> Problem details: Copy every line of the data in which the word "came" occurs.

◆ ◆ ◆ ◆ ◆

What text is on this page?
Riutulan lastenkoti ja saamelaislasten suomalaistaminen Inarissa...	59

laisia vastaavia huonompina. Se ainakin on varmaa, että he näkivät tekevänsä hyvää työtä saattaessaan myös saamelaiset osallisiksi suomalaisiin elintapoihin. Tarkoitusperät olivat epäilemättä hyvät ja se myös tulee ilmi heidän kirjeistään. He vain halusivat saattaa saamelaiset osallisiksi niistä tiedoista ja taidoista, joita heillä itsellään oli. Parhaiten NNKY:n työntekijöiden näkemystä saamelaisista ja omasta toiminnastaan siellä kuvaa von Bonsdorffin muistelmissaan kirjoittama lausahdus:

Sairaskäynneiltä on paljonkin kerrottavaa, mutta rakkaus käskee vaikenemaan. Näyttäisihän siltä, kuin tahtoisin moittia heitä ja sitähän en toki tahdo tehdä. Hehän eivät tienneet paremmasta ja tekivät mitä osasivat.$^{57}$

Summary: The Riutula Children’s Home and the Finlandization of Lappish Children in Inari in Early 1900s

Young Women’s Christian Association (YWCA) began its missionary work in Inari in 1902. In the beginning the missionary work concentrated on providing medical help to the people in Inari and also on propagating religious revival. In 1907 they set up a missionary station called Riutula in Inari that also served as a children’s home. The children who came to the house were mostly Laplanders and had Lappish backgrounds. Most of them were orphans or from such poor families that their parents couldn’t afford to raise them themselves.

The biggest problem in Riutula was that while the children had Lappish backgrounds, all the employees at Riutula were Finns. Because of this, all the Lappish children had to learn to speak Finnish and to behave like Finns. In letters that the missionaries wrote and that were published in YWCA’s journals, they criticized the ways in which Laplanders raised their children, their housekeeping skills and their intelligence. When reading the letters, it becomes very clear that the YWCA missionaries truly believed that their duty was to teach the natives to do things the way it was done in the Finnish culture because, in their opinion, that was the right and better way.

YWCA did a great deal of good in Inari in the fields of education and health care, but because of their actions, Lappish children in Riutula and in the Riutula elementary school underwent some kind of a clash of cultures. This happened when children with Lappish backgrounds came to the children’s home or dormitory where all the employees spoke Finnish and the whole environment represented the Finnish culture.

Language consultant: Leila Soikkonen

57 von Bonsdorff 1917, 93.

◆ ◆ ◆ ◆ ◆

> Correct answer:
Young Women’s Christian Association (YWCA) began its missionary work in Inari in 1902. In the beginning the missionary work concentrated on providing medical help to the people in Inari and also on propagating religious revival. In 1907 they set up a missionary station called Riutula in Inari that also served as a children’s home. The children who came to the house were mostly Laplanders and had Lappish backgrounds. Most of them were orphans or from such poor families that their parents couldn’t afford to raise them themselves.
YWCA did a great deal of good in Inari in the fields of education and health care, but because of their actions, Lappish children in Riutula and in the Riutula elementary school underwent some kind of a clash of cultures. This happened when children with Lappish backgrounds came to the children’s home or dormitory where all the employees spoke Finnish and the whole environment represented the Finnish culture.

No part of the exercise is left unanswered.